JSON-LD Community Group Telecon

Minutes for 2012-12-18

Agenda
http://lists.w3.org/Archives/Public/public-linked-json/2012Dec/0030.html
Topics
  1. Schedule for telecons and publication
  2. JSON-LD Test Suite
  3. Renaming of blank nodes
  4. ISSUE-203: Validate IRIs and language tags
  5. ISSUE-109: Add flatten() method to JSON-LD API
  6. ISSUE-206: Clarify that the algorithms operate a copy of the input
Resolutions
  1. Rename all blank node identifiers when doing expansion.
  2. JSON-LD Processors MAY issue validation warnings for malformed IRIs and BCP47 language strings, but they MUST NOT attempt to correct validation errors.
  3. Add a .flatten() method to the JSON-LD API, which returns all data in flattened, compact form. Remove the flatten flag from the .expand() and .compact() methods. Ensure that the .flatten() method preserves data in named graphs.
  4. Any input to JSON-LD API methods MUST NOT be modified.
Chair
Manu Sporny
Scribe
Niklas Lindström
Present
Niklas Lindström, Manu Sporny, Gregg Kellogg, Markus Lanthaler, Dave Longley, David I. Lehn
Audio Log
audio.ogg
Niklas Lindström is scribing.

Layout coordinate data:

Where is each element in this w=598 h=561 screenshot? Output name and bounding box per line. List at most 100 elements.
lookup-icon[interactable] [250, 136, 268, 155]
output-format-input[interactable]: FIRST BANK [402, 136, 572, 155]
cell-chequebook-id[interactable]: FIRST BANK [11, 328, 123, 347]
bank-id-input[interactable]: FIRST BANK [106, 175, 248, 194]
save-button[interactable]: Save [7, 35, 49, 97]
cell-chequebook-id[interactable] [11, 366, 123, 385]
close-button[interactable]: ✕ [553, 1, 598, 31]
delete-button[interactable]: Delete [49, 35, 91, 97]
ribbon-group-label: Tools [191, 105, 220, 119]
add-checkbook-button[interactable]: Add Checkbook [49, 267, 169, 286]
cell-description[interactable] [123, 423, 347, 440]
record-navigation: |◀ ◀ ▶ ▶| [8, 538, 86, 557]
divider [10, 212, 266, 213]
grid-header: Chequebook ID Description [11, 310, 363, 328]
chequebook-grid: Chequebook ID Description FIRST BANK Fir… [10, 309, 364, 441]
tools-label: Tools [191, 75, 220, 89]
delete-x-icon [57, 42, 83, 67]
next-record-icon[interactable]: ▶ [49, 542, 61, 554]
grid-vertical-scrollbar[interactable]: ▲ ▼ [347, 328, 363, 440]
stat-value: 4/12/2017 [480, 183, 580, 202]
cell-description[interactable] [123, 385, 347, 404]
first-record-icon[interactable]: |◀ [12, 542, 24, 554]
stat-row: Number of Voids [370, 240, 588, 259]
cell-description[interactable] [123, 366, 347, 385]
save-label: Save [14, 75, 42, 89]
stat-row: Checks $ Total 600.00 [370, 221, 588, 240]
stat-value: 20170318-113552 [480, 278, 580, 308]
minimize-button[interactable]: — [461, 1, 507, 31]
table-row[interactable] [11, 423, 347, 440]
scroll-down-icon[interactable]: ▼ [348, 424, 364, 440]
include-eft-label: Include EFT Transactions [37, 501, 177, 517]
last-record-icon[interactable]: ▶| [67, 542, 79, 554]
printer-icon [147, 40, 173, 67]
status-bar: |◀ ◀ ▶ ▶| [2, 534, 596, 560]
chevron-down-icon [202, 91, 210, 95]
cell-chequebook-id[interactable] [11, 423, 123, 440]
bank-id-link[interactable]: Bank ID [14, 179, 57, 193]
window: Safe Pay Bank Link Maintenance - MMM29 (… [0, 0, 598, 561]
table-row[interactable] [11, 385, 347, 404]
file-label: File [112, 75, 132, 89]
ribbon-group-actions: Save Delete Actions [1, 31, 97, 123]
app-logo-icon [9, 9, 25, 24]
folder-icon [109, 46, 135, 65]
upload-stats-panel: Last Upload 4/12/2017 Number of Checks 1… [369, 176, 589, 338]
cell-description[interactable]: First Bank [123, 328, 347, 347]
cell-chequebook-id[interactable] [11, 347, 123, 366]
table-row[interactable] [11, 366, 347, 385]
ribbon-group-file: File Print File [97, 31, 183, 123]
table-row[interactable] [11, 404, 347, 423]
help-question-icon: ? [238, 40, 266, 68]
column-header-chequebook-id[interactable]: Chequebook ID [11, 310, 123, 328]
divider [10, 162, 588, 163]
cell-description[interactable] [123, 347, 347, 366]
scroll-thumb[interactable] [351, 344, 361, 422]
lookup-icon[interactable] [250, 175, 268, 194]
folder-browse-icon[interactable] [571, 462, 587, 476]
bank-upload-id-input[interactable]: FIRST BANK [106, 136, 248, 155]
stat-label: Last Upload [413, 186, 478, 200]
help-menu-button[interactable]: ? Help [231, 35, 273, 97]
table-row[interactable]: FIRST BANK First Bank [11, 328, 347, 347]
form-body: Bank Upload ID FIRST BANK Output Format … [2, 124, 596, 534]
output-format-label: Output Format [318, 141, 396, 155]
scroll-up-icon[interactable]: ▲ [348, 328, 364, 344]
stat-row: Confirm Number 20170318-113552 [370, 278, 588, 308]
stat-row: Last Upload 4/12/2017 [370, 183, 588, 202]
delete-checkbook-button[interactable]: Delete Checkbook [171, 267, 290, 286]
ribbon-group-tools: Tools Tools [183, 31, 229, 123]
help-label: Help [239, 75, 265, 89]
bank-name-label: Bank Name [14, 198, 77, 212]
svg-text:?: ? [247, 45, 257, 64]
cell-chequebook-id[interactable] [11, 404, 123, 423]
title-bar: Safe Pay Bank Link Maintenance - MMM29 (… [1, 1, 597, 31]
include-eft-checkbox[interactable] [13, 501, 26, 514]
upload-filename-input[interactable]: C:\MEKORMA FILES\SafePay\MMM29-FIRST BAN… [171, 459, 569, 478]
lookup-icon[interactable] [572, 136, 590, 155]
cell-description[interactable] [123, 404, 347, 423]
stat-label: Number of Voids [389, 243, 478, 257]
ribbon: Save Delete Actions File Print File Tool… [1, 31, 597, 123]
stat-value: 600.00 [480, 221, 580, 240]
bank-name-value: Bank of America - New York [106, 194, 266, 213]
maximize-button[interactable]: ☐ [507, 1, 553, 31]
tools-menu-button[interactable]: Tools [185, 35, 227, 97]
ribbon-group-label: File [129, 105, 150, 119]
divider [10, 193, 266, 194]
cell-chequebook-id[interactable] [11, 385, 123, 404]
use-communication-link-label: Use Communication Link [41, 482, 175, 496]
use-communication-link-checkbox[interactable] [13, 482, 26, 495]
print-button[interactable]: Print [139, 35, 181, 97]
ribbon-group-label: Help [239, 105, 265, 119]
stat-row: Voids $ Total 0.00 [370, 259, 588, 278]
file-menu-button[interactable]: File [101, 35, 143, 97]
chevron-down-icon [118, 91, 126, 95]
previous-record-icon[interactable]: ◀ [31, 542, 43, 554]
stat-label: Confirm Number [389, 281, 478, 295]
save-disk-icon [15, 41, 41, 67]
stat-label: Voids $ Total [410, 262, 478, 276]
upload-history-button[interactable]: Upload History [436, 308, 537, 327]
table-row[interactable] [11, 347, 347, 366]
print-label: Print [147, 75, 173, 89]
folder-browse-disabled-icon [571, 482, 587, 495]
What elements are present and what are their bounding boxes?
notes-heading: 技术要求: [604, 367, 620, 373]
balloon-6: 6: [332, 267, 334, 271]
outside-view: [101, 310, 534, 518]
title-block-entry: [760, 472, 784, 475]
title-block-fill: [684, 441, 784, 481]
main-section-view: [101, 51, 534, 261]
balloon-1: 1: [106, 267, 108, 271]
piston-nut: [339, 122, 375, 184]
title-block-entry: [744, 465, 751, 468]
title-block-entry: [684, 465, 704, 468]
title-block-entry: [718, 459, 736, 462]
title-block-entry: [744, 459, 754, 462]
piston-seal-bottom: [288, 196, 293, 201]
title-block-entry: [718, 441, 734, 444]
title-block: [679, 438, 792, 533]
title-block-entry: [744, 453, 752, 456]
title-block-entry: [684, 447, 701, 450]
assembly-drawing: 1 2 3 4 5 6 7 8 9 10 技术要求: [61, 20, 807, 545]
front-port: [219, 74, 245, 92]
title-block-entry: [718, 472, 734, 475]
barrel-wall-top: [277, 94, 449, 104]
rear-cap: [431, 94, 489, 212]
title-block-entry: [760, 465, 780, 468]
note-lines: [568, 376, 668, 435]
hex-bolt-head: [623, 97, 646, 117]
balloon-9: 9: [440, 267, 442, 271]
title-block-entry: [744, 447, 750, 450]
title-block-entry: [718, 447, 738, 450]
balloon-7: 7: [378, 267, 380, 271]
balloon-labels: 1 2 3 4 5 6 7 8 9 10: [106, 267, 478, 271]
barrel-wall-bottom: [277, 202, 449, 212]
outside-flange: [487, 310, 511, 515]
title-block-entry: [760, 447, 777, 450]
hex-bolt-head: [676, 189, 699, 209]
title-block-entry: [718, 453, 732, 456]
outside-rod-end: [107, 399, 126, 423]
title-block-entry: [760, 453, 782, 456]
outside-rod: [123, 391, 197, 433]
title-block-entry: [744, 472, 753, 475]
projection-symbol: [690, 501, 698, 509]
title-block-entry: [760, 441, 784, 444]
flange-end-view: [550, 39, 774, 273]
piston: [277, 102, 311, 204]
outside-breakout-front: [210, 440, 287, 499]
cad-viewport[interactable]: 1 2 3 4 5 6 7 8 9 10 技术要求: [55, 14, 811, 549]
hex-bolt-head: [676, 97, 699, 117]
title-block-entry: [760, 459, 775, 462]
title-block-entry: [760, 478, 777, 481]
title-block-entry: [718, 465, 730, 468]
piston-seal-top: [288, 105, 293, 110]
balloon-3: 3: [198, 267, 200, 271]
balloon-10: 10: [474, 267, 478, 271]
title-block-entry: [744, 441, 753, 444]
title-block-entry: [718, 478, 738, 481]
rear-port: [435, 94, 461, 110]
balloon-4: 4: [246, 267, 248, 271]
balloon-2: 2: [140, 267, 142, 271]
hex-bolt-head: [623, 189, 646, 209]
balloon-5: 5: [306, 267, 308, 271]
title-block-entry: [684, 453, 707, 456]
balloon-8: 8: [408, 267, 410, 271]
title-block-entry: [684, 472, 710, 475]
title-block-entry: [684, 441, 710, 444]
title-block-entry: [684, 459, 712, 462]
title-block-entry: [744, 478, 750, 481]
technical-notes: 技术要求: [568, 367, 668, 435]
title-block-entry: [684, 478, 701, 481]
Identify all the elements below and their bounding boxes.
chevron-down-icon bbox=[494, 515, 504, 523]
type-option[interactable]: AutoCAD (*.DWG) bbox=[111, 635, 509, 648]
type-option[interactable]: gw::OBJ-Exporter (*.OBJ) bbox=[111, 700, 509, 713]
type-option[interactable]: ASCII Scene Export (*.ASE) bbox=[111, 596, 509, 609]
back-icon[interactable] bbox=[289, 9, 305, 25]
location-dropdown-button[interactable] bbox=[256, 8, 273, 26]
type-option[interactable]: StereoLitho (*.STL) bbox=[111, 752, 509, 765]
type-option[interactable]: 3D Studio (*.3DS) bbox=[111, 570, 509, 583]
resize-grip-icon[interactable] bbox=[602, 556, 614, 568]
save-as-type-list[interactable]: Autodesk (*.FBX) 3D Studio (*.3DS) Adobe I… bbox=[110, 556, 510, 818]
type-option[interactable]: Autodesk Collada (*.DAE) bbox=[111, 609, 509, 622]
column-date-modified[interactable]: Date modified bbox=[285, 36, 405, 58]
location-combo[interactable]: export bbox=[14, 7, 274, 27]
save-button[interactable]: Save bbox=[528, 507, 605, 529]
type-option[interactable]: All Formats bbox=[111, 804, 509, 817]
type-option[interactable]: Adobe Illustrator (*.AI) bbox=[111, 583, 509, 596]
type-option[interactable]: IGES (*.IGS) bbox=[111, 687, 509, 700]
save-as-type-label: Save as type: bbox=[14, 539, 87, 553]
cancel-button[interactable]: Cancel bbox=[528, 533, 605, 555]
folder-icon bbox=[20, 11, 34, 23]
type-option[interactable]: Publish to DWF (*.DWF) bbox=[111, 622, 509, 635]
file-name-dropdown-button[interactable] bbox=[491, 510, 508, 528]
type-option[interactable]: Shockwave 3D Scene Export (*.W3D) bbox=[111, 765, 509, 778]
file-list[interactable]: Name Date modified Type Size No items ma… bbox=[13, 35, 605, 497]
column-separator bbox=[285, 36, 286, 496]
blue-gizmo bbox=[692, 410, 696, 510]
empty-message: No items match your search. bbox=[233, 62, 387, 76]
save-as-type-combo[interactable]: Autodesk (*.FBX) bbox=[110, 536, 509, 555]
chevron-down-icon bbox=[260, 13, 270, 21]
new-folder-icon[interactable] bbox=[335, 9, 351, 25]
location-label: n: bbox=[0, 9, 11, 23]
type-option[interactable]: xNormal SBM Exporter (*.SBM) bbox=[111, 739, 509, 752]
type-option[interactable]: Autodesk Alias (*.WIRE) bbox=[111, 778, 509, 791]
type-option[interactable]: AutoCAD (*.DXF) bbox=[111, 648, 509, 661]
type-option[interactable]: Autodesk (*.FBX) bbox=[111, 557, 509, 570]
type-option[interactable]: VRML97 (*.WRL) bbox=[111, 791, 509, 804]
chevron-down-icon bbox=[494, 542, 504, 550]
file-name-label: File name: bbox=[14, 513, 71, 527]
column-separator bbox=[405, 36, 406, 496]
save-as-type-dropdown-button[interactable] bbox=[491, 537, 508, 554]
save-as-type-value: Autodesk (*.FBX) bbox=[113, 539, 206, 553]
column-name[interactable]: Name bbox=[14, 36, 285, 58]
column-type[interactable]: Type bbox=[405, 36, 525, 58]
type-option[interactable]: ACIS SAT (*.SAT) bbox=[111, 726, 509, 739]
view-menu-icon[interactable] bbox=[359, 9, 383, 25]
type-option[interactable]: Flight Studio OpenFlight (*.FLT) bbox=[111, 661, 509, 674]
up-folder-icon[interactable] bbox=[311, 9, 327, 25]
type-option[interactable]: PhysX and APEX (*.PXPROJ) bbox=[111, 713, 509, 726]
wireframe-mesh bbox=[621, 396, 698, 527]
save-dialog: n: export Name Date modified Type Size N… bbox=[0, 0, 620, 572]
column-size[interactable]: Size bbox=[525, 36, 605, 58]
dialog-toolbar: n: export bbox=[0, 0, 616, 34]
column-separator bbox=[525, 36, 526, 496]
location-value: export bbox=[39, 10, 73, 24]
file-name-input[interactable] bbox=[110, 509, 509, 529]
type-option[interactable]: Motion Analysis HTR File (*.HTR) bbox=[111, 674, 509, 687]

■ TO BE DONE
a) According to the telecon minutes, who chaired the meeting?
b) Write out everything in the telecon minutes from "Minutes for 2012-12-18" down to "when doing expansion.".

■ RESPONSES TO THE EXERCISE
a) Manu Sporny

b)
Minutes for 2012-12-18

Agenda
http://lists.w3.org/Archives/Public/public-linked-json/2012Dec/0030.html
Topics
  1. Schedule for telecons and publication
  2. JSON-LD Test Suite
  3. Renaming of blank nodes
  4. ISSUE-203: Validate IRIs and language tags
  5. ISSUE-109: Add flatten() method to JSON-LD API
  6. ISSUE-206: Clarify that the algorithms operate a copy of the input
Resolutions
  1. Rename all blank node identifiers when doing expansion.